Request>
Reproduce each line bearing the word "organi".

Information shown>
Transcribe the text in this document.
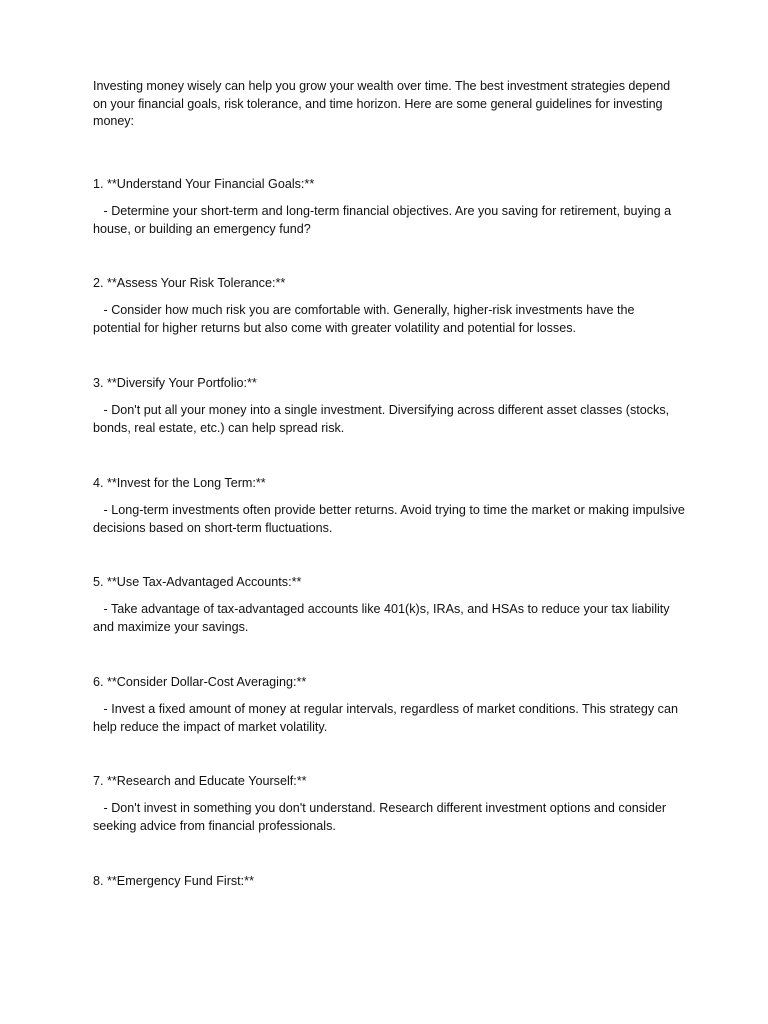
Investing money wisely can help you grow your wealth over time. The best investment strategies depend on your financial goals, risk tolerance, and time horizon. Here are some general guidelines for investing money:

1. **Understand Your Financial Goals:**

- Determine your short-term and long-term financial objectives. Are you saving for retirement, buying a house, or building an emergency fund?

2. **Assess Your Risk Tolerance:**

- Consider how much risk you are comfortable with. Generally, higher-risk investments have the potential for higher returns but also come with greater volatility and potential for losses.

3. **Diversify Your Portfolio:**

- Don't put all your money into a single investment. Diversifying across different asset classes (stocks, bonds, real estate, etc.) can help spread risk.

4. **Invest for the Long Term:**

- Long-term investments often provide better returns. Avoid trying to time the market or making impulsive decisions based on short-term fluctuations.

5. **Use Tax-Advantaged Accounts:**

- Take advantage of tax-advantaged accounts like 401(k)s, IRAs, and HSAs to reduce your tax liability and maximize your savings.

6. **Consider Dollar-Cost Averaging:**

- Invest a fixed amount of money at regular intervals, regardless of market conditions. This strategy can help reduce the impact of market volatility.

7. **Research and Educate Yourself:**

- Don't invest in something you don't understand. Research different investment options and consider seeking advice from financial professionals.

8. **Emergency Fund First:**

--

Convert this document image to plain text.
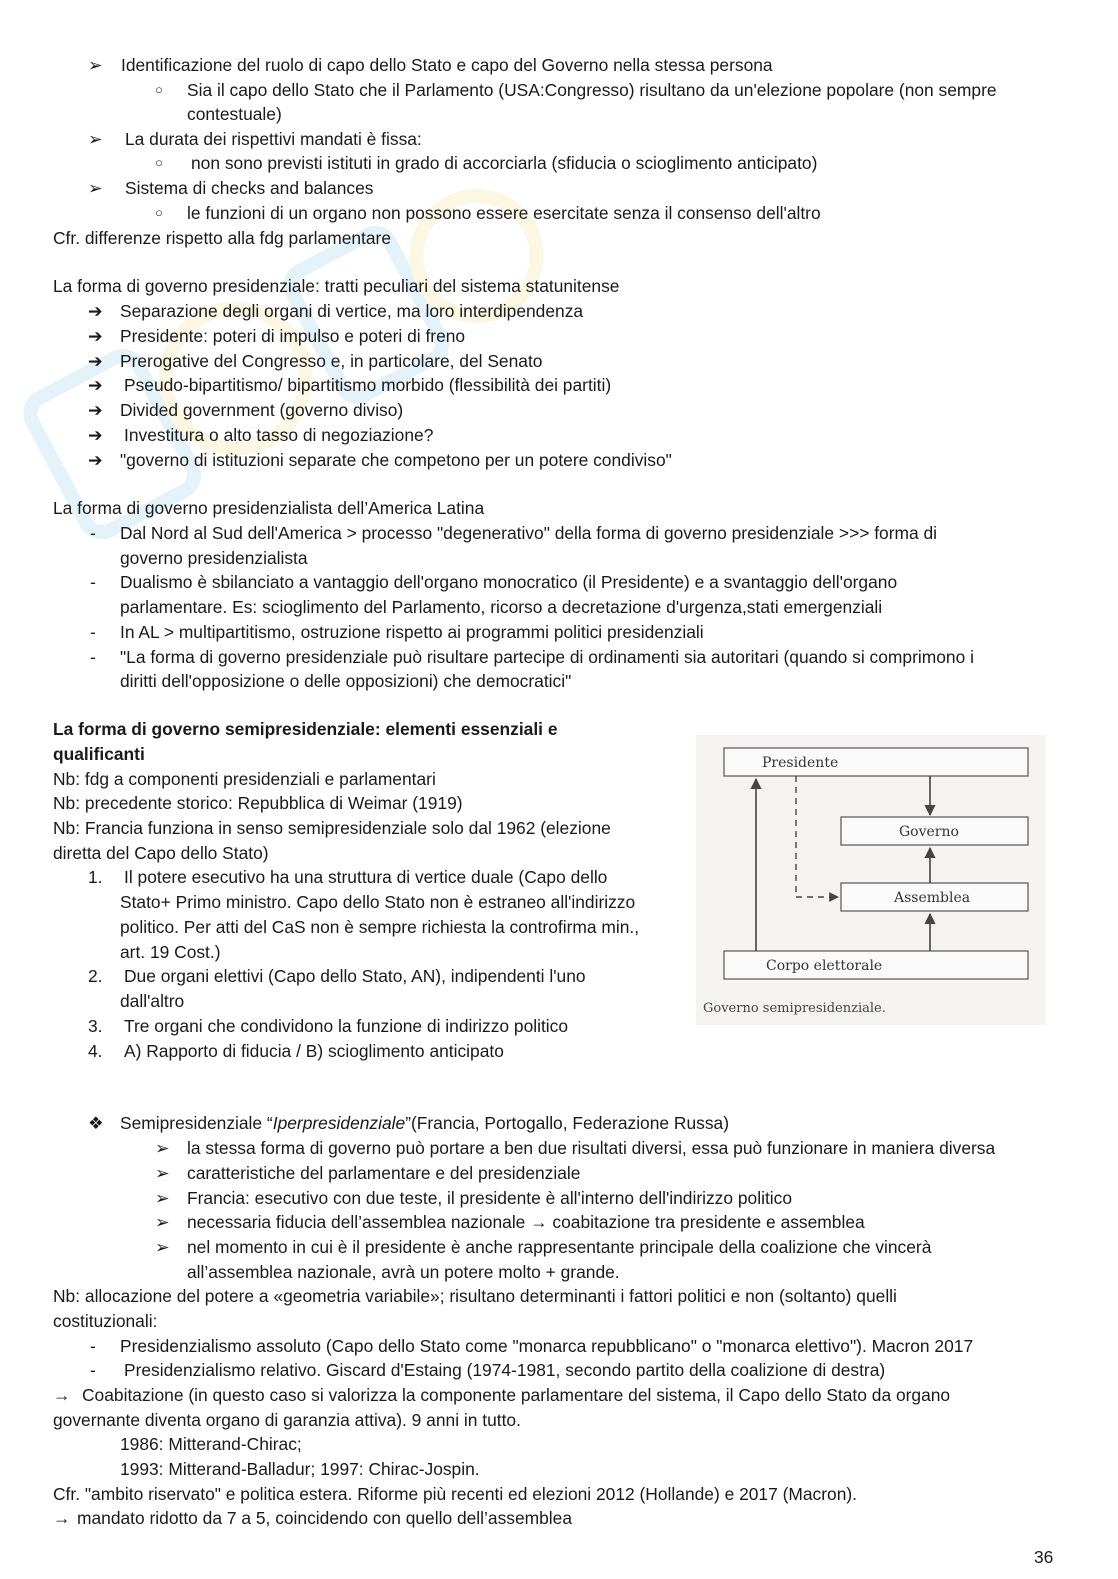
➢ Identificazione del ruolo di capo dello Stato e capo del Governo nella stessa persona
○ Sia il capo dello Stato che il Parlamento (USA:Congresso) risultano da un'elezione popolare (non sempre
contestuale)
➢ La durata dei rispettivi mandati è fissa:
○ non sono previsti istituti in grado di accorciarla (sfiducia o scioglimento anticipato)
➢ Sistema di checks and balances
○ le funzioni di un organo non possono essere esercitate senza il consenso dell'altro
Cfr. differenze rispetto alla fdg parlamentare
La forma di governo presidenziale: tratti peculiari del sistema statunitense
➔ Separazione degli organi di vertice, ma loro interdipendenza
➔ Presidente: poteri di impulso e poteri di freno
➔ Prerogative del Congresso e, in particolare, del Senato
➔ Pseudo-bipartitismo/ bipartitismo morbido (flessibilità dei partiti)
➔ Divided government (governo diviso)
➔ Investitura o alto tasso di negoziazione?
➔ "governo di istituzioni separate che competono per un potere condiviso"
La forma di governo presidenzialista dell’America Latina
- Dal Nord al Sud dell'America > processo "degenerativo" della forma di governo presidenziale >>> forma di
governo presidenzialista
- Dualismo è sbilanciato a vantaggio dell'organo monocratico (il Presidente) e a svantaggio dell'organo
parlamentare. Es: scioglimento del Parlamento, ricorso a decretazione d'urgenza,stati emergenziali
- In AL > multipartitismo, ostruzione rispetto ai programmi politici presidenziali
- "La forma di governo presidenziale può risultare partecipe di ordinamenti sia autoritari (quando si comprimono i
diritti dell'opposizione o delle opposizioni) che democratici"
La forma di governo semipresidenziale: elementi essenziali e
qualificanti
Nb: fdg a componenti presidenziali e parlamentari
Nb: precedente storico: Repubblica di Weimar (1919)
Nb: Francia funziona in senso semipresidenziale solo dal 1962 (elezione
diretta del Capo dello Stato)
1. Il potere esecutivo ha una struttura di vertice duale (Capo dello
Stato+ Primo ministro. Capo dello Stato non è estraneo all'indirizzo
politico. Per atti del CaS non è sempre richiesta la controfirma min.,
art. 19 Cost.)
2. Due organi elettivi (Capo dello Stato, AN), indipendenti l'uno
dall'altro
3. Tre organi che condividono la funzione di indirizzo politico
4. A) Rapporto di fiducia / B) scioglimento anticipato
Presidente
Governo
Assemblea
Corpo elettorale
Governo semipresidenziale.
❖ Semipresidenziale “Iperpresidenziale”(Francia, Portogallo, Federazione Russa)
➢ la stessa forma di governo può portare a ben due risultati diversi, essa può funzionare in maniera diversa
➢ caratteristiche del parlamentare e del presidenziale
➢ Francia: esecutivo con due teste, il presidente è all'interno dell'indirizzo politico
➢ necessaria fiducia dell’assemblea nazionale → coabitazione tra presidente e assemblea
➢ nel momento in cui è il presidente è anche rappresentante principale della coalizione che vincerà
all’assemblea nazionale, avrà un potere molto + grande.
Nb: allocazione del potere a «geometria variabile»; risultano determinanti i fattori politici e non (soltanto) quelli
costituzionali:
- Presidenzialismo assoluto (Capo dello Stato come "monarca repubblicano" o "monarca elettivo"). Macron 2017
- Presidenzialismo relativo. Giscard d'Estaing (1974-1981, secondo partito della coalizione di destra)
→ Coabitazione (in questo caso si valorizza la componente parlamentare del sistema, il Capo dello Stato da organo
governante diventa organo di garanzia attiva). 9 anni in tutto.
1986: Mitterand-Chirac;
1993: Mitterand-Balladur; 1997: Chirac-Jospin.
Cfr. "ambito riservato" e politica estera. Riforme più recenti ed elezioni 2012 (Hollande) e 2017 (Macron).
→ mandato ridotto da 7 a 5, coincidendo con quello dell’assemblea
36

==

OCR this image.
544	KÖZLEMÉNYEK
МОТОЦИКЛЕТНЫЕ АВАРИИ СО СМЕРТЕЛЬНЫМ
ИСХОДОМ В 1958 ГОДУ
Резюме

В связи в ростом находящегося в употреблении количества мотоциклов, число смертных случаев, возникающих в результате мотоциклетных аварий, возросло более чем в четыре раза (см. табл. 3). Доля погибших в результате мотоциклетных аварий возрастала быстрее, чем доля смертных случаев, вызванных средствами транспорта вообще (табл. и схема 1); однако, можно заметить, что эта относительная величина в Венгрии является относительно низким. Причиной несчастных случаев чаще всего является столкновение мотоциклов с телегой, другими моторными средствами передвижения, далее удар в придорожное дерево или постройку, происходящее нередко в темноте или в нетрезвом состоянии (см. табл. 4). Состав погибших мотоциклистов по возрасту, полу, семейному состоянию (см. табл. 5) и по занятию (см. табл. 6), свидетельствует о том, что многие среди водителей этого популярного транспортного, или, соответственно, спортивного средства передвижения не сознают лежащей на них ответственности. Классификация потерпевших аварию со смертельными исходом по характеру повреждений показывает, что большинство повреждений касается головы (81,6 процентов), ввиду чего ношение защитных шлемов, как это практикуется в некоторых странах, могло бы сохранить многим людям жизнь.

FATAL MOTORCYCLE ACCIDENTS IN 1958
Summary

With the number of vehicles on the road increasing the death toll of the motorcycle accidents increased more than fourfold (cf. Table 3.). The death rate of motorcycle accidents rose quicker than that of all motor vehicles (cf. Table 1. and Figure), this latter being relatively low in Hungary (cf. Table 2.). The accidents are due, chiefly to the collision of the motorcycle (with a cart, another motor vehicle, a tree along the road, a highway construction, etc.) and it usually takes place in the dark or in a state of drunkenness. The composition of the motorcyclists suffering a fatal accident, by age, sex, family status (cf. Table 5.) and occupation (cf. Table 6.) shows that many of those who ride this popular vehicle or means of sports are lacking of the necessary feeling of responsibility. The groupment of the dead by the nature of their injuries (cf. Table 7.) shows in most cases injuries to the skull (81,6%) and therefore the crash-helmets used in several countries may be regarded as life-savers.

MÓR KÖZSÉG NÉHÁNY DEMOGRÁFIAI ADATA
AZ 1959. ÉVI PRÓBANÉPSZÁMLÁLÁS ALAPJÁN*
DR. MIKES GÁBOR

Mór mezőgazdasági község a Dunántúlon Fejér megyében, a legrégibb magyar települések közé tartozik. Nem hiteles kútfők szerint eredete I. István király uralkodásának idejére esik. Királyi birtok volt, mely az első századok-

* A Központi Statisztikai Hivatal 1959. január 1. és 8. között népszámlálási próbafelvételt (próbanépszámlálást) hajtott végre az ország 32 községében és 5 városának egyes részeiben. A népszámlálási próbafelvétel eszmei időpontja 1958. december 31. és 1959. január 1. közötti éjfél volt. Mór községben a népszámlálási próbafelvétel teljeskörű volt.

Answer in full>
➔ Separazione degli organi di vertice, ma loro interdipendenza
2. Due organi elettivi (Capo dello Stato, AN), indipendenti l'uno
3. Tre organi che condividono la funzione di indirizzo politico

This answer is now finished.